Aim:
Go through the data below. Pull out every line that has the word "plain".

[Dataset entries]

===

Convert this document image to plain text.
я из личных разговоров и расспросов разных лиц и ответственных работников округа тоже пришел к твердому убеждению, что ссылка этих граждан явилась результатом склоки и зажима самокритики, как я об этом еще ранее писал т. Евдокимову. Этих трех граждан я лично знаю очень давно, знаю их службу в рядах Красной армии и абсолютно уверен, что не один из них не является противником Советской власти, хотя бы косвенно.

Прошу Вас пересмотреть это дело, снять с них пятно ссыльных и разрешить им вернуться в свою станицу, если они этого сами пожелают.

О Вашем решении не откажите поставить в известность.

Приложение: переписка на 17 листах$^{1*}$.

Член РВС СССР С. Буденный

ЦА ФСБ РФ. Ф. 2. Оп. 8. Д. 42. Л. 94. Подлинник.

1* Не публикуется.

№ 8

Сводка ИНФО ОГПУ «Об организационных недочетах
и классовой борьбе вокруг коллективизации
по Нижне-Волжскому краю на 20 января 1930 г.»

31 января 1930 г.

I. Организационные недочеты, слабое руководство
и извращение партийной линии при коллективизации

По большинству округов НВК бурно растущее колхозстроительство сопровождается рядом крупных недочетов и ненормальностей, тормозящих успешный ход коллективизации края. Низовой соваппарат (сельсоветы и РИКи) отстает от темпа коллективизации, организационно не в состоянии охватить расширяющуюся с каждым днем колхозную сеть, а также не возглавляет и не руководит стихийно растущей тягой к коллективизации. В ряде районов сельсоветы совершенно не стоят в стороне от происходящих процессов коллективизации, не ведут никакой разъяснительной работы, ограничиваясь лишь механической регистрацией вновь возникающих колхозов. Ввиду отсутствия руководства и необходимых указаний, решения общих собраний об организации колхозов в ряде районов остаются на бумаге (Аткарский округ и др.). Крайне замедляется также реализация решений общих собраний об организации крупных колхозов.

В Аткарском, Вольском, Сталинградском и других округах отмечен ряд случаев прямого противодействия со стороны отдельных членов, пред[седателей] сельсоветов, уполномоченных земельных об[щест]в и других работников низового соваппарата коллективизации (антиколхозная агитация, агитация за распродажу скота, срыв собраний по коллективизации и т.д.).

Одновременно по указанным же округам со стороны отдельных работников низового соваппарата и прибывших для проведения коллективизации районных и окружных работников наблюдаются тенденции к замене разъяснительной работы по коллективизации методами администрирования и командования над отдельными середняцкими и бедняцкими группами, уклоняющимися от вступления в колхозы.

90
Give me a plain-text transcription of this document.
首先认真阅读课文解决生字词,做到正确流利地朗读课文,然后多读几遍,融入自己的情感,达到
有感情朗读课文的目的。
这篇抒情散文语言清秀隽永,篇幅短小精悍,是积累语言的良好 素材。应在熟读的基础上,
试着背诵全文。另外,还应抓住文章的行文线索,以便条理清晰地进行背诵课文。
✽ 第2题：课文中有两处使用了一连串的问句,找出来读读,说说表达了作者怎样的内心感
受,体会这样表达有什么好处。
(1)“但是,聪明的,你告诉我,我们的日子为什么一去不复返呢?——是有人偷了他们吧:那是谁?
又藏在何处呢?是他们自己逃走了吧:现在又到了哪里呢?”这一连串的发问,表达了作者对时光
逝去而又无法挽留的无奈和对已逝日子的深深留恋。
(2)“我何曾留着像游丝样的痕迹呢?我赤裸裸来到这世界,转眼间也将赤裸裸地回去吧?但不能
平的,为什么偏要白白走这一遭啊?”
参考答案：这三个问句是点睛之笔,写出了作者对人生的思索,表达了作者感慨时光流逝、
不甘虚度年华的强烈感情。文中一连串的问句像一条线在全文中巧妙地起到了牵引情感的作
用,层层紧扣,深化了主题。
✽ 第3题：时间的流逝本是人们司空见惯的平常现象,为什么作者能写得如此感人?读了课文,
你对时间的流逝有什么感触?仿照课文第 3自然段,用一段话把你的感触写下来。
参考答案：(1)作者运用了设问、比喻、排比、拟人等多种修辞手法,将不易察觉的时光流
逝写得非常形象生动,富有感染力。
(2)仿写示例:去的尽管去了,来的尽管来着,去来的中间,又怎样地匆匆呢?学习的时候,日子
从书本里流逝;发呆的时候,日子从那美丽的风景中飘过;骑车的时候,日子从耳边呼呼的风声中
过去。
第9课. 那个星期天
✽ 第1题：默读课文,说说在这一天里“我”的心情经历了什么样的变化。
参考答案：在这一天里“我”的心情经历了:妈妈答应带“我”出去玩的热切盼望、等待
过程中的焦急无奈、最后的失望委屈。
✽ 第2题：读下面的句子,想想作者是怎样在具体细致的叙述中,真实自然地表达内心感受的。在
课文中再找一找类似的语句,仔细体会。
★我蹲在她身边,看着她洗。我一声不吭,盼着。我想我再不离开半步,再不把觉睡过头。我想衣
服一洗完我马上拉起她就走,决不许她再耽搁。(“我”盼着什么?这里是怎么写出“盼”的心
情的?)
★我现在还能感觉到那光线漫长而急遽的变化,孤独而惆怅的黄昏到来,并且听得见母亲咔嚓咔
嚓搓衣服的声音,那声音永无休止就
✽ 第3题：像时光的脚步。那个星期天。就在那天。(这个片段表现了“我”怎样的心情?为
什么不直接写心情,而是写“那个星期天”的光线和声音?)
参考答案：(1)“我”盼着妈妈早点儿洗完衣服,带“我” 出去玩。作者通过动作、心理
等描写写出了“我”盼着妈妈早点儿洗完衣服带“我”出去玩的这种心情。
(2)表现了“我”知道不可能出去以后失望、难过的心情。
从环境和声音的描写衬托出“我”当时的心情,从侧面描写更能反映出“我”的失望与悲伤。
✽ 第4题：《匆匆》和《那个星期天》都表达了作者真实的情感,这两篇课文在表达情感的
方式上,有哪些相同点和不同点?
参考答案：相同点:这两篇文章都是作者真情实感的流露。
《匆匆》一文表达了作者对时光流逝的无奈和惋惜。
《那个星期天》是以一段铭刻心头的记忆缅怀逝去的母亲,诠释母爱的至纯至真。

===

Response below:
Convert this document image to plain text.
Give me a plain-text transcription of this document.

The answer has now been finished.